§ **Material supplied**:
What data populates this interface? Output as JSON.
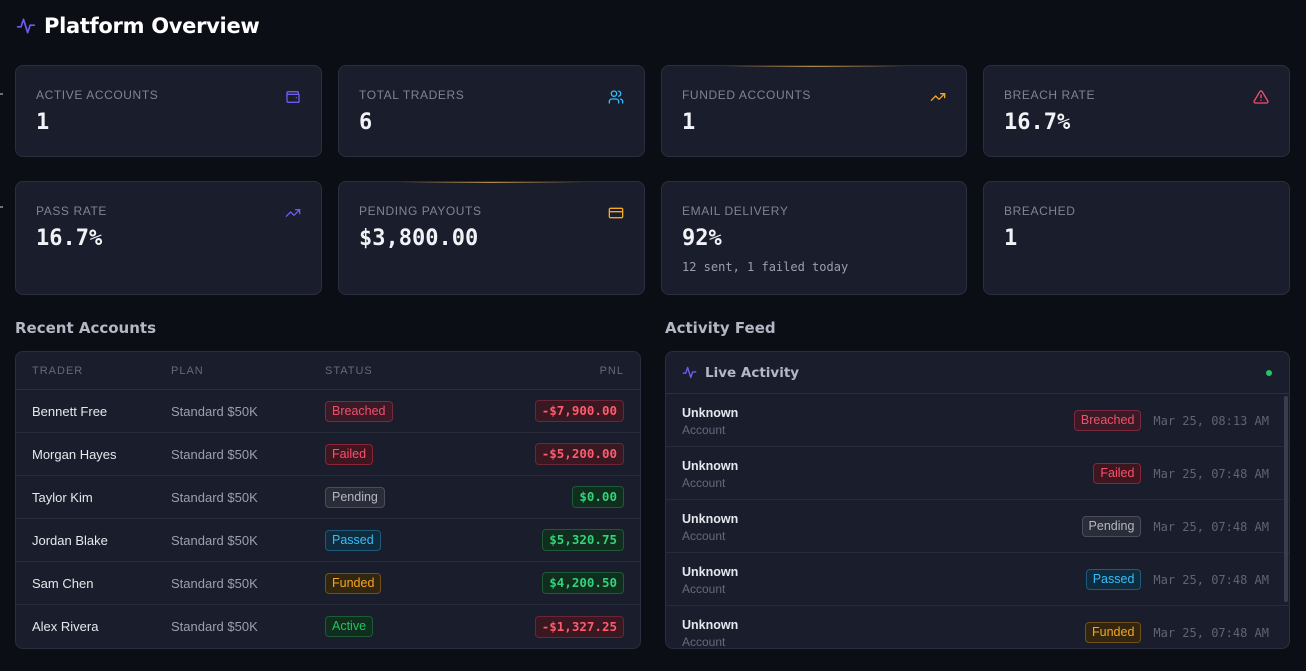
{
  "page": {
    "title": "Platform Overview"
  },
  "stats": [
    {
      "label": "ACTIVE ACCOUNTS",
      "value": "1",
      "icon": "wallet-icon",
      "icon_color": "#6d5cf0"
    },
    {
      "label": "TOTAL TRADERS",
      "value": "6",
      "icon": "users-icon",
      "icon_color": "#38bdf8"
    },
    {
      "label": "FUNDED ACCOUNTS",
      "value": "1",
      "icon": "trending-up-icon",
      "icon_color": "#f5a623"
    },
    {
      "label": "BREACH RATE",
      "value": "16.7%",
      "icon": "alert-triangle-icon",
      "icon_color": "#f0506e"
    },
    {
      "label": "PASS RATE",
      "value": "16.7%",
      "icon": "trending-up-icon",
      "icon_color": "#6d5cf0"
    },
    {
      "label": "PENDING PAYOUTS",
      "value": "$3,800.00",
      "icon": "credit-card-icon",
      "icon_color": "#f5a623"
    },
    {
      "label": "EMAIL DELIVERY",
      "value": "92%",
      "sub": "12 sent, 1 failed today"
    },
    {
      "label": "BREACHED",
      "value": "1"
    }
  ],
  "recent_accounts": {
    "title": "Recent Accounts",
    "columns": [
      "TRADER",
      "PLAN",
      "STATUS",
      "PNL"
    ],
    "rows": [
      {
        "trader": "Bennett Free",
        "plan": "Standard $50K",
        "status": "Breached",
        "pnl": "-$7,900.00"
      },
      {
        "trader": "Morgan Hayes",
        "plan": "Standard $50K",
        "status": "Failed",
        "pnl": "-$5,200.00"
      },
      {
        "trader": "Taylor Kim",
        "plan": "Standard $50K",
        "status": "Pending",
        "pnl": "$0.00"
      },
      {
        "trader": "Jordan Blake",
        "plan": "Standard $50K",
        "status": "Passed",
        "pnl": "$5,320.75"
      },
      {
        "trader": "Sam Chen",
        "plan": "Standard $50K",
        "status": "Funded",
        "pnl": "$4,200.50"
      },
      {
        "trader": "Alex Rivera",
        "plan": "Standard $50K",
        "status": "Active",
        "pnl": "-$1,327.25"
      }
    ]
  },
  "activity": {
    "section_title": "Activity Feed",
    "title": "Live Activity",
    "items": [
      {
        "name": "Unknown",
        "type": "Account",
        "status": "Breached",
        "time": "Mar 25, 08:13 AM"
      },
      {
        "name": "Unknown",
        "type": "Account",
        "status": "Failed",
        "time": "Mar 25, 07:48 AM"
      },
      {
        "name": "Unknown",
        "type": "Account",
        "status": "Pending",
        "time": "Mar 25, 07:48 AM"
      },
      {
        "name": "Unknown",
        "type": "Account",
        "status": "Passed",
        "time": "Mar 25, 07:48 AM"
      },
      {
        "name": "Unknown",
        "type": "Account",
        "status": "Funded",
        "time": "Mar 25, 07:48 AM"
      }
    ]
  }
}
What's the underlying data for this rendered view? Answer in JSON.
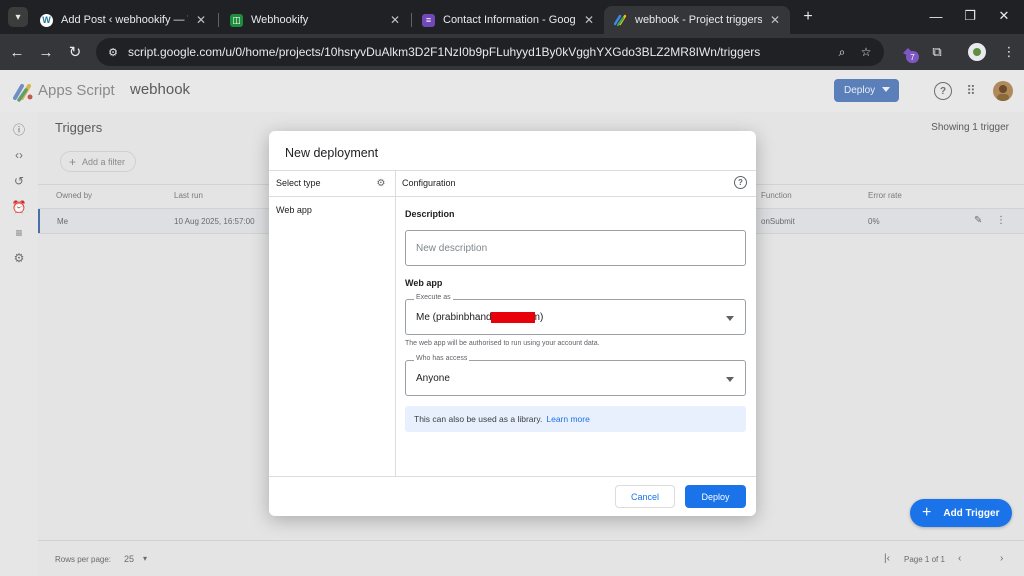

§ **Exercise task**:
Take the listing above and restate it word for word, without its pictures.

§ **Task output**:
What data populates this interface? Output as JSON.
{
  "page": {
    "title": "Platform Overview"
  },
  "stats": [
    {
      "label": "ACTIVE ACCOUNTS",
      "value": "1",
      "icon": "wallet-icon",
      "icon_color": "#6d5cf0"
    },
    {
      "label": "TOTAL TRADERS",
      "value": "6",
      "icon": "users-icon",
      "icon_color": "#38bdf8"
    },
    {
      "label": "FUNDED ACCOUNTS",
      "value": "1",
      "icon": "trending-up-icon",
      "icon_color": "#f5a623"
    },
    {
      "label": "BREACH RATE",
      "value": "16.7%",
      "icon": "alert-triangle-icon",
      "icon_color": "#f0506e"
    },
    {
      "label": "PASS RATE",
      "value": "16.7%",
      "icon": "trending-up-icon",
      "icon_color": "#6d5cf0"
    },
    {
      "label": "PENDING PAYOUTS",
      "value": "$3,800.00",
      "icon": "credit-card-icon",
      "icon_color": "#f5a623"
    },
    {
      "label": "EMAIL DELIVERY",
      "value": "92%",
      "sub": "12 sent, 1 failed today"
    },
    {
      "label": "BREACHED",
      "value": "1"
    }
  ],
  "recent_accounts": {
    "title": "Recent Accounts",
    "columns": [
      "TRADER",
      "PLAN",
      "STATUS",
      "PNL"
    ],
    "rows": [
      {
        "trader": "Bennett Free",
        "plan": "Standard $50K",
        "status": "Breached",
        "pnl": "-$7,900.00"
      },
      {
        "trader": "Morgan Hayes",
        "plan": "Standard $50K",
        "status": "Failed",
        "pnl": "-$5,200.00"
      },
      {
        "trader": "Taylor Kim",
        "plan": "Standard $50K",
        "status": "Pending",
        "pnl": "$0.00"
      },
      {
        "trader": "Jordan Blake",
        "plan": "Standard $50K",
        "status": "Passed",
        "pnl": "$5,320.75"
      },
      {
        "trader": "Sam Chen",
        "plan": "Standard $50K",
        "status": "Funded",
        "pnl": "$4,200.50"
      },
      {
        "trader": "Alex Rivera",
        "plan": "Standard $50K",
        "status": "Active",
        "pnl": "-$1,327.25"
      }
    ]
  },
  "activity": {
    "section_title": "Activity Feed",
    "title": "Live Activity",
    "items": [
      {
        "name": "Unknown",
        "type": "Account",
        "status": "Breached",
        "time": "Mar 25, 08:13 AM"
      },
      {
        "name": "Unknown",
        "type": "Account",
        "status": "Failed",
        "time": "Mar 25, 07:48 AM"
      },
      {
        "name": "Unknown",
        "type": "Account",
        "status": "Pending",
        "time": "Mar 25, 07:48 AM"
      },
      {
        "name": "Unknown",
        "type": "Account",
        "status": "Passed",
        "time": "Mar 25, 07:48 AM"
      },
      {
        "name": "Unknown",
        "type": "Account",
        "status": "Funded",
        "time": "Mar 25, 07:48 AM"
      }
    ]
  }
}
What's the underlying data for this rendered view? Answer in JSON.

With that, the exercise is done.